** start of MATERIAL FOR THIS TASK **

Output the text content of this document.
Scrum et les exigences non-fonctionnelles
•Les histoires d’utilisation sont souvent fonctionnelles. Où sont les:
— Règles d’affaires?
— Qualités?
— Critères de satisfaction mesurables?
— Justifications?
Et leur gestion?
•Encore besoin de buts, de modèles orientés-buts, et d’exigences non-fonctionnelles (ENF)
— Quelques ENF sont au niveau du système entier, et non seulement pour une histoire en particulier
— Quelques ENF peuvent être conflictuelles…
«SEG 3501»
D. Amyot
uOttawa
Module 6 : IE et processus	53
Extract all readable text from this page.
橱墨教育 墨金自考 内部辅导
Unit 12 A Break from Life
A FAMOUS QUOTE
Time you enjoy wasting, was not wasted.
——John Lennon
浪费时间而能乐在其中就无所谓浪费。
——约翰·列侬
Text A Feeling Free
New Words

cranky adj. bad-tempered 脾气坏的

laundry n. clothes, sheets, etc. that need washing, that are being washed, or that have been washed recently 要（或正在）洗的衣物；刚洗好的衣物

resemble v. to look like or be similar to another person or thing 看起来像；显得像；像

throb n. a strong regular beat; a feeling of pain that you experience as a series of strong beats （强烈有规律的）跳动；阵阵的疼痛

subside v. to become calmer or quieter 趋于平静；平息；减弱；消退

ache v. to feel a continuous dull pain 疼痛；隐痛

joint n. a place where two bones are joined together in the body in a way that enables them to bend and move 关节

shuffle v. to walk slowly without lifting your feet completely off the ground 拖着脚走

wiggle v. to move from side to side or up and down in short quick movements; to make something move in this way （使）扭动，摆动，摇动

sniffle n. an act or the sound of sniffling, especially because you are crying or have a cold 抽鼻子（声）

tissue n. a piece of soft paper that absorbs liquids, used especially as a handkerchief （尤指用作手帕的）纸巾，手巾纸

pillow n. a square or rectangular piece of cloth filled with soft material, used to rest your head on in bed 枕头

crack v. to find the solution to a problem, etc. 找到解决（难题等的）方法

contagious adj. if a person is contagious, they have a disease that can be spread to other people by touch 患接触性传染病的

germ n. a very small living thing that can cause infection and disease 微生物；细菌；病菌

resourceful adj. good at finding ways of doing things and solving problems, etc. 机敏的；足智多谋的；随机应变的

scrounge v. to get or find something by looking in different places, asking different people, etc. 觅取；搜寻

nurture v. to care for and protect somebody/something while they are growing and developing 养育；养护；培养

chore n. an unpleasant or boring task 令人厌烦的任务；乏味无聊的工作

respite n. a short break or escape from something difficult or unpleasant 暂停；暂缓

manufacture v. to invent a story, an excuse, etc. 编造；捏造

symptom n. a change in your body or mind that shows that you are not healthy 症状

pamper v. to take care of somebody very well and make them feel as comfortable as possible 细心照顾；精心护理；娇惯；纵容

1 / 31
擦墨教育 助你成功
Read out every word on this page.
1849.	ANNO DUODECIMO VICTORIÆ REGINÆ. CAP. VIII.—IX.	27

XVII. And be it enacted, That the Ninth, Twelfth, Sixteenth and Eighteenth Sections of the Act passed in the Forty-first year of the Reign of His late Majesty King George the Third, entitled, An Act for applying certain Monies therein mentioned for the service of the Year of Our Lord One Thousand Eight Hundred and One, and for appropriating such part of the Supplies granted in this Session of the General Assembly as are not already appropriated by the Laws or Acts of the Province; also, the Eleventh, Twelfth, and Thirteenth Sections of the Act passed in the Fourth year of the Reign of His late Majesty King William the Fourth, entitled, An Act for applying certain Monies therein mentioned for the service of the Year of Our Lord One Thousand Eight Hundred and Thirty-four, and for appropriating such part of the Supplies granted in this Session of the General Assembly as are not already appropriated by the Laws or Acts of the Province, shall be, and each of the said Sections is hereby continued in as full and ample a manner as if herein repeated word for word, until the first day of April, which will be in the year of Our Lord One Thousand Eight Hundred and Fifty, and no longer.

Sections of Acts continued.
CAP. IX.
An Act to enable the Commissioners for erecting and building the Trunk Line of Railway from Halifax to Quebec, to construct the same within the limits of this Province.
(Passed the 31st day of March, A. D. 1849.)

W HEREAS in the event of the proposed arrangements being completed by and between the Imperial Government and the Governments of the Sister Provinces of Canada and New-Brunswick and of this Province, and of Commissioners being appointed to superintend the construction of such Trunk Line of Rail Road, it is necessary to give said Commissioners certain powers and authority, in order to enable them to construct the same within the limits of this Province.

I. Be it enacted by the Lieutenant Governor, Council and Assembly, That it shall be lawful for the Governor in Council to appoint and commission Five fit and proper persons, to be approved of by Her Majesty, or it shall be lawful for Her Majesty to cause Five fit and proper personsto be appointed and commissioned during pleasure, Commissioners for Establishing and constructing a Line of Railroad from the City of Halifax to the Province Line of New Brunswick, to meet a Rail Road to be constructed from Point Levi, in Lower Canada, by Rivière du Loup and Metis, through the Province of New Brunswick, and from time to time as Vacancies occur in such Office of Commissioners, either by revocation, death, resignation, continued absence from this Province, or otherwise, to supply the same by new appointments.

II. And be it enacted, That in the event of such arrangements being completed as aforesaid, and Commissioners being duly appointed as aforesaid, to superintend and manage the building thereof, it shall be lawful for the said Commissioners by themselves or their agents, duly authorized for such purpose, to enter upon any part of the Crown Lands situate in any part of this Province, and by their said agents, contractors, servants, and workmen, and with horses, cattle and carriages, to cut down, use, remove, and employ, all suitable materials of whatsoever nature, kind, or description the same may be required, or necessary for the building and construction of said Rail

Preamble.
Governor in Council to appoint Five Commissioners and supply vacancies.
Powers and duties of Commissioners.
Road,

** end of MATERIAL FOR THIS TASK **

**TO DO:** Examine the entries and report how many of their lines contain the string "people", giving no more than the number.

**SOLVED PROBLEM:** 2